▸ **Stored records**:
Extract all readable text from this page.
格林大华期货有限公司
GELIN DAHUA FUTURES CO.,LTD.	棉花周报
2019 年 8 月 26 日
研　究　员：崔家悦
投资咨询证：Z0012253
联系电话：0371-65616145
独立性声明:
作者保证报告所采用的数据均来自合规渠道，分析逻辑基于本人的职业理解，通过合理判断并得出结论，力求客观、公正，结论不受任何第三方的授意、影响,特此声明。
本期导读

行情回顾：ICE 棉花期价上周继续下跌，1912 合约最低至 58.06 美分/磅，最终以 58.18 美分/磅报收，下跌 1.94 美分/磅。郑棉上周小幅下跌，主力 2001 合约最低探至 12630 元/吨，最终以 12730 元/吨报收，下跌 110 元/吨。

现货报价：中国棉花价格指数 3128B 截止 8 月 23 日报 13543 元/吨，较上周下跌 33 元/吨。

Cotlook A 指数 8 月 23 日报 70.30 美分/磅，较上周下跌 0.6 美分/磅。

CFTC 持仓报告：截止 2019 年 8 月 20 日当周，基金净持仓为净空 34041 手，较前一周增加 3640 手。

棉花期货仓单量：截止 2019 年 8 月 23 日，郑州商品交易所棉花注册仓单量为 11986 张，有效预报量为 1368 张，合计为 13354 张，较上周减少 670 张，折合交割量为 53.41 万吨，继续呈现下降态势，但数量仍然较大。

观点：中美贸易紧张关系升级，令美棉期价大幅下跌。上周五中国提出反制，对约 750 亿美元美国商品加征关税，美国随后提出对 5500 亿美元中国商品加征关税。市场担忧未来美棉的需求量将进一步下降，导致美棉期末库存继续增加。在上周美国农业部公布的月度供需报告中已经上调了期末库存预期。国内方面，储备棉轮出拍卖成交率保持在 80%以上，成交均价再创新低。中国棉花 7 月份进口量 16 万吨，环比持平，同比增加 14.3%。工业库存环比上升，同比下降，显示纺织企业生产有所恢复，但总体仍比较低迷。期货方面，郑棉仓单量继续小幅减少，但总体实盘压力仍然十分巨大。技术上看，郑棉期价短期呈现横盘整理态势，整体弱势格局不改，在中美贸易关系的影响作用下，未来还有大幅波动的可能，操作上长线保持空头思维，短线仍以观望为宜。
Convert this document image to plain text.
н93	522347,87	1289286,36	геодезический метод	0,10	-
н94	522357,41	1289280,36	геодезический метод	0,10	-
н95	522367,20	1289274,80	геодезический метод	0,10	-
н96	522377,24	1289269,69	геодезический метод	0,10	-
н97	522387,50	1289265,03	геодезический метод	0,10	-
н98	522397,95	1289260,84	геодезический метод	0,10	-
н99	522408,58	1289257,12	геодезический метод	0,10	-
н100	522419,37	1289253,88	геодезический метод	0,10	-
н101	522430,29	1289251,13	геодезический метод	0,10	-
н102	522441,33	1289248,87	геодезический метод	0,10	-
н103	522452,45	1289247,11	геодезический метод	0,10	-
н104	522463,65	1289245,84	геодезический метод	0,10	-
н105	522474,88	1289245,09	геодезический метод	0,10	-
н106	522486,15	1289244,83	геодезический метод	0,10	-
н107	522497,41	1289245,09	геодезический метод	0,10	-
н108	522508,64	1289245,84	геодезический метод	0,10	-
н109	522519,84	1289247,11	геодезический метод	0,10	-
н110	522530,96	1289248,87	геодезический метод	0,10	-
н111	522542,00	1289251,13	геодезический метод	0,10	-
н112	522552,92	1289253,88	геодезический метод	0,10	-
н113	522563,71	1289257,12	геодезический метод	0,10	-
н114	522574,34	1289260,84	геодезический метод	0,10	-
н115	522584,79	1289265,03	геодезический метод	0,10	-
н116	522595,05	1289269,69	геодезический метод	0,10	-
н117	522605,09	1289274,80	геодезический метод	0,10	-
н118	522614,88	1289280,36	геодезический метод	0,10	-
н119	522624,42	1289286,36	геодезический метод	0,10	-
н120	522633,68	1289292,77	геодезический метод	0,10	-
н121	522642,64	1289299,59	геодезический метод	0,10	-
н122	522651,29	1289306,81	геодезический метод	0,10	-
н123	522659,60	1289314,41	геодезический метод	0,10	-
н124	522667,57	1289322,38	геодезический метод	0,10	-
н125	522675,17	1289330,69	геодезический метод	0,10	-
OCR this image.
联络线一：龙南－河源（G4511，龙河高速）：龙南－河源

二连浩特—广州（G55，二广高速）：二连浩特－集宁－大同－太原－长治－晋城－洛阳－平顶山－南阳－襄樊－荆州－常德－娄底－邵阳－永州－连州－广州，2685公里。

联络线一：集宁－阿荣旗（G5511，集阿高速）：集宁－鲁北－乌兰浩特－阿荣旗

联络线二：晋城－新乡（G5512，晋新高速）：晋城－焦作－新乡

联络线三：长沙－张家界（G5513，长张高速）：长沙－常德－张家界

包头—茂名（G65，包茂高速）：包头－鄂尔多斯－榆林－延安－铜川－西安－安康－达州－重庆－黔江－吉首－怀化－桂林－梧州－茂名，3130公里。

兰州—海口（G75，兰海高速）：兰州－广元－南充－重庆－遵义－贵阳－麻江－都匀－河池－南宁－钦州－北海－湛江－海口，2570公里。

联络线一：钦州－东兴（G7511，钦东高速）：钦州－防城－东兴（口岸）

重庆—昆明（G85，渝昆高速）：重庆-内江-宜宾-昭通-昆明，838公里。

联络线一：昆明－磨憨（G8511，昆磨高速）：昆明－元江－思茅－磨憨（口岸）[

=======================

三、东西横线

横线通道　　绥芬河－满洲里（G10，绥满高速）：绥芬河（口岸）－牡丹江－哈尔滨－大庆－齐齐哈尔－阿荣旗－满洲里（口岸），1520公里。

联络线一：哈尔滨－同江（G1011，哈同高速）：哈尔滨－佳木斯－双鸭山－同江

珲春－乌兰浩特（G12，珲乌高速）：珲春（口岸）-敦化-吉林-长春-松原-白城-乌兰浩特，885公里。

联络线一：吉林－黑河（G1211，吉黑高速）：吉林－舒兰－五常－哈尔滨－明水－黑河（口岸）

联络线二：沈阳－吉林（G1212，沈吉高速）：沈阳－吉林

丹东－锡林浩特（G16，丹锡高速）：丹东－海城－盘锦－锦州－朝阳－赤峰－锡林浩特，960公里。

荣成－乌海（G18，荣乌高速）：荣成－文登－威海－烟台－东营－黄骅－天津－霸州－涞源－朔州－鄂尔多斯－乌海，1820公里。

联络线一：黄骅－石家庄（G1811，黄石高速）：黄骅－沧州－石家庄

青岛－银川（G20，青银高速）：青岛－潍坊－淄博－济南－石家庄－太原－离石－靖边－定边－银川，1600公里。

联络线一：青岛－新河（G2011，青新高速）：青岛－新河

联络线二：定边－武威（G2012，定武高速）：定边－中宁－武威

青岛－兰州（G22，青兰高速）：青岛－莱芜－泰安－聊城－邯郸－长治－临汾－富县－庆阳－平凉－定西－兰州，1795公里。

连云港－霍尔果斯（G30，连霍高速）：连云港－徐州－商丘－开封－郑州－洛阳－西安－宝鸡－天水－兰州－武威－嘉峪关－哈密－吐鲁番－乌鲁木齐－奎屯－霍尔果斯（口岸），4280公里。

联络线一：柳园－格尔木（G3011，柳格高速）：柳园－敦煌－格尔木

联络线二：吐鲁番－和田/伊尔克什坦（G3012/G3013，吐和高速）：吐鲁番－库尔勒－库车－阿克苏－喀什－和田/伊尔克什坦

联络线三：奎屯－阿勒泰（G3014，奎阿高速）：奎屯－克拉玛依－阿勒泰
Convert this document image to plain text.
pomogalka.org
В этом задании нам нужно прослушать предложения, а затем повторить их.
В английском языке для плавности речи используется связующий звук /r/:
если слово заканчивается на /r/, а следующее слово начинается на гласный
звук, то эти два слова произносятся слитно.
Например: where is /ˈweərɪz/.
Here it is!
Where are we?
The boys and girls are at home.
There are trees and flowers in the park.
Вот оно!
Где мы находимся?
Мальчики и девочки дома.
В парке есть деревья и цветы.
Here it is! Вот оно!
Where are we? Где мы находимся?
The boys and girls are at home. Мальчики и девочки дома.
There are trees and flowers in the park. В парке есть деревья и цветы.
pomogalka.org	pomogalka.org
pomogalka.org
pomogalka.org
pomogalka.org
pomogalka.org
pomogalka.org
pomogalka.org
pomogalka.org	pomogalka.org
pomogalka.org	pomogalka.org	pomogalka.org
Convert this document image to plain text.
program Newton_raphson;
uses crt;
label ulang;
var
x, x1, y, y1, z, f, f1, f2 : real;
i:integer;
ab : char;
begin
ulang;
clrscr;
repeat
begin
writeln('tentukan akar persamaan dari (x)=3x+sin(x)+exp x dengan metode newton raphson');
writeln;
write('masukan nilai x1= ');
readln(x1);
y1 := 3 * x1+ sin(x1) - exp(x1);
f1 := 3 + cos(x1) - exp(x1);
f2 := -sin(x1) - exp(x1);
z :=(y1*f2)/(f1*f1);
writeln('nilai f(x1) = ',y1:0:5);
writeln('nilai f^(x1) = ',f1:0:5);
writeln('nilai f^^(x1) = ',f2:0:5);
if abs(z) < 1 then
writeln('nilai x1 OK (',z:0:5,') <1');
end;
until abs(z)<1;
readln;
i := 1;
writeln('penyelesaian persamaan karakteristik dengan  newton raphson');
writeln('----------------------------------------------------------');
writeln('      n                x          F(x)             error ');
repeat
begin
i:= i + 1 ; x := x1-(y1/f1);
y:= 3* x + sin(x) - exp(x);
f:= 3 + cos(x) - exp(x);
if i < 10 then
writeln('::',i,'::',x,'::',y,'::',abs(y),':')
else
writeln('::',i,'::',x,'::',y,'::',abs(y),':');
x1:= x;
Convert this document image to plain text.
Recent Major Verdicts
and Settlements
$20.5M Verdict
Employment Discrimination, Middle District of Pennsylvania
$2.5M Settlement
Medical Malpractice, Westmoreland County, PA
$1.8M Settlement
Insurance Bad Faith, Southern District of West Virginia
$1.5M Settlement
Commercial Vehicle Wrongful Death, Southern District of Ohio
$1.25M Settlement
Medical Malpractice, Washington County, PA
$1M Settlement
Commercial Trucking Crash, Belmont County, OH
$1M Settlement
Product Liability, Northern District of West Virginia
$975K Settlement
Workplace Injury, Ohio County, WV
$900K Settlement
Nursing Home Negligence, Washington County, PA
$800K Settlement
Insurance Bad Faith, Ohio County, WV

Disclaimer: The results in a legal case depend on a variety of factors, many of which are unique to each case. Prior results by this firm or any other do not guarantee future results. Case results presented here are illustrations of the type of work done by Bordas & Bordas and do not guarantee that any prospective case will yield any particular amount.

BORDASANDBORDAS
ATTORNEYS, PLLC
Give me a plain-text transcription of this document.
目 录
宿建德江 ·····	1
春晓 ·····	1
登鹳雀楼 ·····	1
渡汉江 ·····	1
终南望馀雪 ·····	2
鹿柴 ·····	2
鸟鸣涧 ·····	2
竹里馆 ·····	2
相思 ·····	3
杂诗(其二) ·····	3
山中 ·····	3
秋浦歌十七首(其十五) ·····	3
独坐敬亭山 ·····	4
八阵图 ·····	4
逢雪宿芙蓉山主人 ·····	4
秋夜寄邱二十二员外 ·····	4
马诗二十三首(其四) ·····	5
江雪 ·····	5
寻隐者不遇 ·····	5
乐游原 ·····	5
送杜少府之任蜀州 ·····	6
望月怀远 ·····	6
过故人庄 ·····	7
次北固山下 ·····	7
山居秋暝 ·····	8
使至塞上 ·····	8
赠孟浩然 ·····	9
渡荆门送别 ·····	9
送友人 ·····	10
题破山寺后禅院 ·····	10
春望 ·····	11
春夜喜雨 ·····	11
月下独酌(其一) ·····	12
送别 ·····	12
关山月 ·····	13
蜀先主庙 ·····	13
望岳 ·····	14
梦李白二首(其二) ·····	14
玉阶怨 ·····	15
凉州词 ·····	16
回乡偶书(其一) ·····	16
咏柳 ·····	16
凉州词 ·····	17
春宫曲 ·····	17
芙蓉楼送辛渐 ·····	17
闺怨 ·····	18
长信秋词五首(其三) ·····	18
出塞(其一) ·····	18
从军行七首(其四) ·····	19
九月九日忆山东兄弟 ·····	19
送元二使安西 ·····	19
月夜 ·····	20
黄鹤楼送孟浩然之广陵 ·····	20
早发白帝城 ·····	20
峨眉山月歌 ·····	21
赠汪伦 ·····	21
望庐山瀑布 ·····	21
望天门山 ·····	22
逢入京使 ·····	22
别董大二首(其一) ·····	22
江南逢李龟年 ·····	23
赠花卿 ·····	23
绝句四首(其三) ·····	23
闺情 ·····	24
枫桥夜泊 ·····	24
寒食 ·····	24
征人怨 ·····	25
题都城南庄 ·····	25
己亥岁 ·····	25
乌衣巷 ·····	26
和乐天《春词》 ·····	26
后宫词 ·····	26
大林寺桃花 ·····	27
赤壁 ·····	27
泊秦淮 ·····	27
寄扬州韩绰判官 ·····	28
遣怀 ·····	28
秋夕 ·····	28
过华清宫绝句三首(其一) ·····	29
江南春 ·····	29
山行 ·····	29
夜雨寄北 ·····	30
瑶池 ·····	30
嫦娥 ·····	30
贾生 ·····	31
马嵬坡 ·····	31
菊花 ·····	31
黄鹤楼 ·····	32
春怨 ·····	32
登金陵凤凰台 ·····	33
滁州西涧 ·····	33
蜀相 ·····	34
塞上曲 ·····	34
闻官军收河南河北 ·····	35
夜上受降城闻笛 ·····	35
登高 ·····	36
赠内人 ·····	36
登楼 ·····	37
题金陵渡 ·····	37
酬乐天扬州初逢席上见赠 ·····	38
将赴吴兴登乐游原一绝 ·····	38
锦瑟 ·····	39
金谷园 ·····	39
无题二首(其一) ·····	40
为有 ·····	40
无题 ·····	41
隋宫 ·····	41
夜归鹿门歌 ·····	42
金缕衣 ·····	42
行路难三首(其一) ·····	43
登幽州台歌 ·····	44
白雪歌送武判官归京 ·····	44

▸ **Work to be completed**: Track down every line holding the string "联络线一" and copy it.

▸ **Final answer**:
联络线一：龙南－河源（G4511，龙河高速）：龙南－河源
联络线一：集宁－阿荣旗（G5511，集阿高速）：集宁－鲁北－乌兰浩特－阿荣旗
联络线一：钦州－东兴（G7511，钦东高速）：钦州－防城－东兴（口岸）
联络线一：昆明－磨憨（G8511，昆磨高速）：昆明－元江－思茅－磨憨（口岸）[
联络线一：哈尔滨－同江（G1011，哈同高速）：哈尔滨－佳木斯－双鸭山－同江
联络线一：吉林－黑河（G1211，吉黑高速）：吉林－舒兰－五常－哈尔滨－明水－黑河（口岸）
联络线一：黄骅－石家庄（G1811，黄石高速）：黄骅－沧州－石家庄
联络线一：青岛－新河（G2011，青新高速）：青岛－新河
联络线一：柳园－格尔木（G3011，柳格高速）：柳园－敦煌－格尔木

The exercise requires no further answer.